Short exercise A.
In the piece on movie violence, why has the writer watched each of the three Terminator movies several times?

+--

It’s Arnold Schwarzenegger who’s made me aware of this. Because I’m fascinated by the idea that robots will take over someday, I’ve watched each of the three Terminator movies (and the excellent TV series) several times. The funny thing is: the more I watched them, the less I noticed the violence and the more I noticed the dialogue — which, thanks to Schwarzenegger’s excellent timing, is sometimes blunt, sometimes thoughtful and very often funny. The violence stopped being a central theme and became part of the backdrop or movie score.

The same thing happened with Fight Club, an extremely violent film that, as I discovered, is not actually about violence at all. What finally did it for me was South Park, whose purpose seems to be to demonstrate that profanity, violence and perversion are out of control in American popular culture. We know that the character Kenny dies a gruesome death in most episodes, and we know that we’ll laugh when we see it.

Film critic Roger Ebert laments that the latest Terminator movie, which comes to Germany next week, consists almost entirely of “action scenes”. “It gives you all the pleasure of a video game without the bother of having to play it,” he writes. Terminator Salvation is the fourth film in the series. Director McG is already making episodes five and six.

Let’s hope that by episode six, humanity can be saved using brains, not brawn. Otherwise, if we live by the gun, we may die by it.

+--

Short exercise B.
Report every line in the entries below that contains the word "stwierdzono".

(Region boundary data)

+--

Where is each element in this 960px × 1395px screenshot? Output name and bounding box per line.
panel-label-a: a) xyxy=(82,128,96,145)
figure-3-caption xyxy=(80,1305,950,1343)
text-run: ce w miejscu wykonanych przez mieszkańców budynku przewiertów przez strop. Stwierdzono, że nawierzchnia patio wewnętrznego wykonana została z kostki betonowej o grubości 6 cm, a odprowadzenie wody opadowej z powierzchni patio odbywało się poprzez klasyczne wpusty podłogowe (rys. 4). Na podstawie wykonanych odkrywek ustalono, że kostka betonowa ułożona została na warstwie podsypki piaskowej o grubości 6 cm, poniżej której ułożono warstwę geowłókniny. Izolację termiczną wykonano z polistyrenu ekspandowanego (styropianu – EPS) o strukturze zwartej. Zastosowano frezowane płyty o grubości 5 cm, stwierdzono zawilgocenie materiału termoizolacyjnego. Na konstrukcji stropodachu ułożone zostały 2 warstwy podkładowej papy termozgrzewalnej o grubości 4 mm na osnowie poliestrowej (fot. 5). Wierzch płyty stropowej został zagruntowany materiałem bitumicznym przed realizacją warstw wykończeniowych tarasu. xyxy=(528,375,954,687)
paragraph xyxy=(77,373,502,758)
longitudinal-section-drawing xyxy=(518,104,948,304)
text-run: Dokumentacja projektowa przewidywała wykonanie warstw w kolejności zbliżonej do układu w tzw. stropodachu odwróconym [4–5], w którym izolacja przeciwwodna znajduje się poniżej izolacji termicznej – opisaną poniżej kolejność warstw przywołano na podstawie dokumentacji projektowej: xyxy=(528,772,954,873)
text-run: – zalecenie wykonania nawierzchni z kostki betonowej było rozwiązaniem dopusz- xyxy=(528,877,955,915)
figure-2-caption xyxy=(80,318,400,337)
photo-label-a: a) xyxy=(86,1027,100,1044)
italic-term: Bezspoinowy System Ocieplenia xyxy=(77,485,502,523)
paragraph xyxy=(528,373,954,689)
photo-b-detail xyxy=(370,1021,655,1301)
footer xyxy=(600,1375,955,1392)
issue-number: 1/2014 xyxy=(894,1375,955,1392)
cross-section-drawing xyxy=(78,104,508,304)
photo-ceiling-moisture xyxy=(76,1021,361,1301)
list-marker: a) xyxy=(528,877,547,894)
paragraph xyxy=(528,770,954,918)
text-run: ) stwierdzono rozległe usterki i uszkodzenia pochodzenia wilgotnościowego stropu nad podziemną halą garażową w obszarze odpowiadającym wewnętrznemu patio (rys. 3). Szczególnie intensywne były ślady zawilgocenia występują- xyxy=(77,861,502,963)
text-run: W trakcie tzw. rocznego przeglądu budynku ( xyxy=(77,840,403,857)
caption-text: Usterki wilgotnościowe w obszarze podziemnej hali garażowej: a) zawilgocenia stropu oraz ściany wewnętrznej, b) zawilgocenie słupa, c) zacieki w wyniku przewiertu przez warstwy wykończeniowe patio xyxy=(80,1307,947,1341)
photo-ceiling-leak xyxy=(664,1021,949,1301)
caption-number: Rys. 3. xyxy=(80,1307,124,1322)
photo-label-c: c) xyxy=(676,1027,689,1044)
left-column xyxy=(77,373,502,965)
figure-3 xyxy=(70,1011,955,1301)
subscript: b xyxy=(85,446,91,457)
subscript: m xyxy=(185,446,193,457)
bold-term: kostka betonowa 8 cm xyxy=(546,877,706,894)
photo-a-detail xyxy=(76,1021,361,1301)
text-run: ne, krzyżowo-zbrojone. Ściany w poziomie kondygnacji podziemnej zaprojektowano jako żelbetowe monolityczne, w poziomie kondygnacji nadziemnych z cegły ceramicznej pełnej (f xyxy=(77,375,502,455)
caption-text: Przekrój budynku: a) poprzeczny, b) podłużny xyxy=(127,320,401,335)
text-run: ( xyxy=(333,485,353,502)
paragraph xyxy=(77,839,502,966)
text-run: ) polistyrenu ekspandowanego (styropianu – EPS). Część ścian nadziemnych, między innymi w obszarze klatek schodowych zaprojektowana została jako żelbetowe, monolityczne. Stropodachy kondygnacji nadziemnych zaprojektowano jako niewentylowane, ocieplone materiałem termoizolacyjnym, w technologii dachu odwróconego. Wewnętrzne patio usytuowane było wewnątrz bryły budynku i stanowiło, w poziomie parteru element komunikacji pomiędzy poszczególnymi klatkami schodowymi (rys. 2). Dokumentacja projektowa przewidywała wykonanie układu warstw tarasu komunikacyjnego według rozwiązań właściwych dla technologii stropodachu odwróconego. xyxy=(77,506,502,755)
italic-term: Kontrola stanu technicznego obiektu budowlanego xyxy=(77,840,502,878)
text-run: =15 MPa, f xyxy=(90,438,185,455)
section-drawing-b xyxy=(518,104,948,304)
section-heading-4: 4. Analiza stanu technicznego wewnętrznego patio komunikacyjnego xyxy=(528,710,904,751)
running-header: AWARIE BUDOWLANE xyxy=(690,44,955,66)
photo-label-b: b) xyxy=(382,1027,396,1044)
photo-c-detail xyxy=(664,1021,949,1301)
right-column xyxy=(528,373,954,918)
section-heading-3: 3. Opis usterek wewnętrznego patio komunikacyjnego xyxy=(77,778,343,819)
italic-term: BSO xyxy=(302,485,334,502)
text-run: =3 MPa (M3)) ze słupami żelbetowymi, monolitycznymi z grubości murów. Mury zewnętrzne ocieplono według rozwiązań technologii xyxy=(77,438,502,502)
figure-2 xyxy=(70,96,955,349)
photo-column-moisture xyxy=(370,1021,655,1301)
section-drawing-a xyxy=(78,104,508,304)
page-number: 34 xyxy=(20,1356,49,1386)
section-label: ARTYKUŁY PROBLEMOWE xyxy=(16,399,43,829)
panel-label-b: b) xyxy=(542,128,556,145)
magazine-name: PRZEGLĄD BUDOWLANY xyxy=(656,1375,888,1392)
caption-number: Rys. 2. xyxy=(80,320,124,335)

+--

Written solution A.
The writer is fascinated by the idea that robots will take over someday, and that fascination led to watching each of the three Terminator movies, along with the TV series, several times.

Written solution B.
text-run: ce w miejscu wykonanych przez mieszkańców budynku przewiertów przez strop. Stwierdzono, że nawierzchnia patio wewnętrznego wykonana została z kostki betonowej o grubości 6 cm, a odprowadzenie wody opadowej z powierzchni patio odbywało się poprzez klasyczne wpusty podłogowe (rys. 4). Na podstawie wykonanych odkrywek ustalono, że kostka betonowa ułożona została na warstwie podsypki piaskowej o grubości 6 cm, poniżej której ułożono warstwę geowłókniny. Izolację termiczną wykonano z polistyrenu ekspandowanego (styropianu – EPS) o strukturze zwartej. Zastosowano frezowane płyty o grubości 5 cm, stwierdzono zawilgocenie materiału termoizolacyjnego. Na konstrukcji stropodachu ułożone zostały 2 warstwy podkładowej papy termozgrzewalnej o grubości 4 mm na osnowie poliestrowej (fot. 5). Wierzch płyty stropowej został zagruntowany materiałem bitumicznym przed realizacją warstw wykończeniowych tarasu. xyxy=(528,375,954,687)
text-run: ) stwierdzono rozległe usterki i uszkodzenia pochodzenia wilgotnościowego stropu nad podziemną halą garażową w obszarze odpowiadającym wewnętrznemu patio (rys. 3). Szczególnie intensywne były ślady zawilgocenia występują- xyxy=(77,861,502,963)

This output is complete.